▶ _PROBLEM TO WORK ON_:
Omit all images, then return the remaining material exactly as it stands.

+---+

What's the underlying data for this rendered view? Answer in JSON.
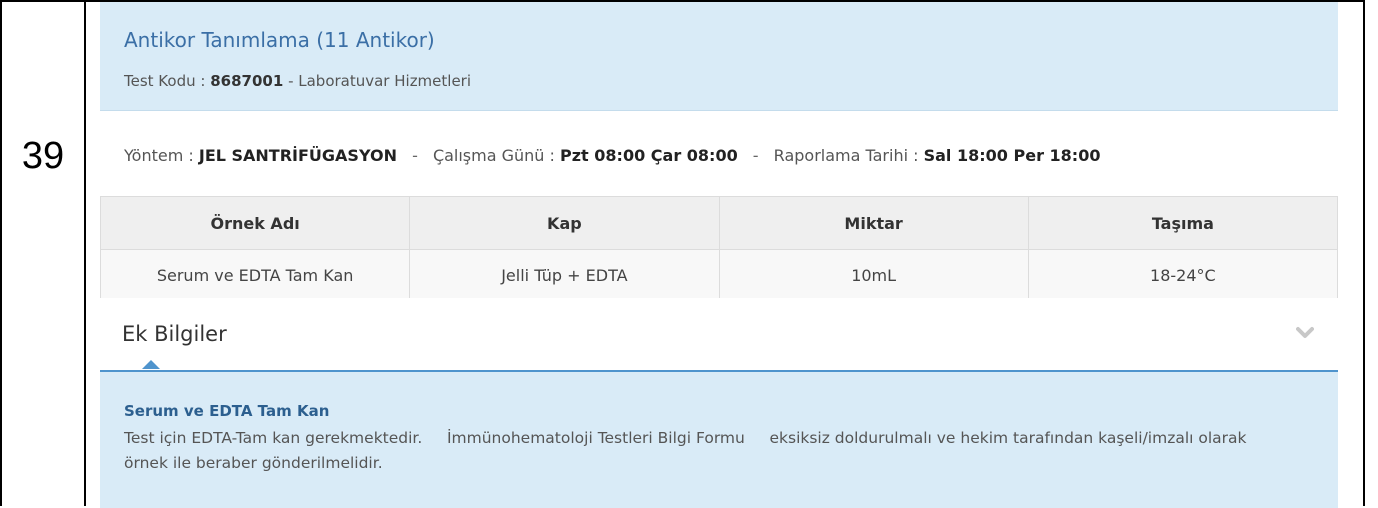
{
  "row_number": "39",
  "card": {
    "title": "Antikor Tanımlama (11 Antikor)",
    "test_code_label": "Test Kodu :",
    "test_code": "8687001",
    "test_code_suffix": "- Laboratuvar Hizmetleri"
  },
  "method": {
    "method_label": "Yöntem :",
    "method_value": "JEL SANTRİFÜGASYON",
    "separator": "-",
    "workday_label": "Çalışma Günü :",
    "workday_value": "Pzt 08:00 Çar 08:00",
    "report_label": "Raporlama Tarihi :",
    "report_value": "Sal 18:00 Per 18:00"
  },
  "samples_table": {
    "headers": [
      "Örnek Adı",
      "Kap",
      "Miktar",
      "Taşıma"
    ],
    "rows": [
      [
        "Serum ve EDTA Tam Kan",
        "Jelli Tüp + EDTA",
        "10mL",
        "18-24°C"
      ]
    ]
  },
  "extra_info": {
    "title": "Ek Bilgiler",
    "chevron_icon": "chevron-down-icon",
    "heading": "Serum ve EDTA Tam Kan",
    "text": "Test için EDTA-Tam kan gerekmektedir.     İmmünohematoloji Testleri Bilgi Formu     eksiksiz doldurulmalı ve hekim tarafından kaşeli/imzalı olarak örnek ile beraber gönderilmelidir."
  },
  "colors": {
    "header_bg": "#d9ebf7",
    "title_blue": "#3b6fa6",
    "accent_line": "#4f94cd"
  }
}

+---+

▶ _TASK RESPONSE_:
What's the underlying data for this rendered view? Answer in JSON.
{
  "row_number": "39",
  "card": {
    "title": "Antikor Tanımlama (11 Antikor)",
    "test_code_label": "Test Kodu :",
    "test_code": "8687001",
    "test_code_suffix": "- Laboratuvar Hizmetleri"
  },
  "method": {
    "method_label": "Yöntem :",
    "method_value": "JEL SANTRİFÜGASYON",
    "separator": "-",
    "workday_label": "Çalışma Günü :",
    "workday_value": "Pzt 08:00 Çar 08:00",
    "report_label": "Raporlama Tarihi :",
    "report_value": "Sal 18:00 Per 18:00"
  },
  "samples_table": {
    "headers": [
      "Örnek Adı",
      "Kap",
      "Miktar",
      "Taşıma"
    ],
    "rows": [
      [
        "Serum ve EDTA Tam Kan",
        "Jelli Tüp + EDTA",
        "10mL",
        "18-24°C"
      ]
    ]
  },
  "extra_info": {
    "title": "Ek Bilgiler",
    "chevron_icon": "chevron-down-icon",
    "heading": "Serum ve EDTA Tam Kan",
    "text": "Test için EDTA-Tam kan gerekmektedir.     İmmünohematoloji Testleri Bilgi Formu     eksiksiz doldurulmalı ve hekim tarafından kaşeli/imzalı olarak örnek ile beraber gönderilmelidir."
  },
  "colors": {
    "header_bg": "#d9ebf7",
    "title_blue": "#3b6fa6",
    "accent_line": "#4f94cd"
  }
}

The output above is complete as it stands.